## [To be done]
Write out every entry exactly as it appears.

## [Given data]
..............................

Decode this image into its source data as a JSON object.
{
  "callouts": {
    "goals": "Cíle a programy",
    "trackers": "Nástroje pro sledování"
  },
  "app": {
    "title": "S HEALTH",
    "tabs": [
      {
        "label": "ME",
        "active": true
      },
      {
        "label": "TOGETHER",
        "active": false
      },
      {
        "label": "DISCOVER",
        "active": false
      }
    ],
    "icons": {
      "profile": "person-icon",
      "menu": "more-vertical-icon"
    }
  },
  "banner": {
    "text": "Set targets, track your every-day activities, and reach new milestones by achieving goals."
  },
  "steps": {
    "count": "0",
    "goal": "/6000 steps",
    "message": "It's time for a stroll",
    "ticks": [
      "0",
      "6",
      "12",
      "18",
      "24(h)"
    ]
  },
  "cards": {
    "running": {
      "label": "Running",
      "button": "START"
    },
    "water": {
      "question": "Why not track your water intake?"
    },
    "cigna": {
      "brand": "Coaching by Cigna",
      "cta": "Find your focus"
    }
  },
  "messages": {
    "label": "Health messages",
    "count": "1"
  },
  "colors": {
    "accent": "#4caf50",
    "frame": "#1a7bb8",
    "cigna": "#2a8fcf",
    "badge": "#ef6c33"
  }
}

..............................

## [Answer to the problem]
Decode this image into its source data as a JSON object.
{
  "callouts": {
    "goals": "Cíle a programy",
    "trackers": "Nástroje pro sledování"
  },
  "app": {
    "title": "S HEALTH",
    "tabs": [
      {
        "label": "ME",
        "active": true
      },
      {
        "label": "TOGETHER",
        "active": false
      },
      {
        "label": "DISCOVER",
        "active": false
      }
    ],
    "icons": {
      "profile": "person-icon",
      "menu": "more-vertical-icon"
    }
  },
  "banner": {
    "text": "Set targets, track your every-day activities, and reach new milestones by achieving goals."
  },
  "steps": {
    "count": "0",
    "goal": "/6000 steps",
    "message": "It's time for a stroll",
    "ticks": [
      "0",
      "6",
      "12",
      "18",
      "24(h)"
    ]
  },
  "cards": {
    "running": {
      "label": "Running",
      "button": "START"
    },
    "water": {
      "question": "Why not track your water intake?"
    },
    "cigna": {
      "brand": "Coaching by Cigna",
      "cta": "Find your focus"
    }
  },
  "messages": {
    "label": "Health messages",
    "count": "1"
  },
  "colors": {
    "accent": "#4caf50",
    "frame": "#1a7bb8",
    "cigna": "#2a8fcf",
    "badge": "#ef6c33"
  }
}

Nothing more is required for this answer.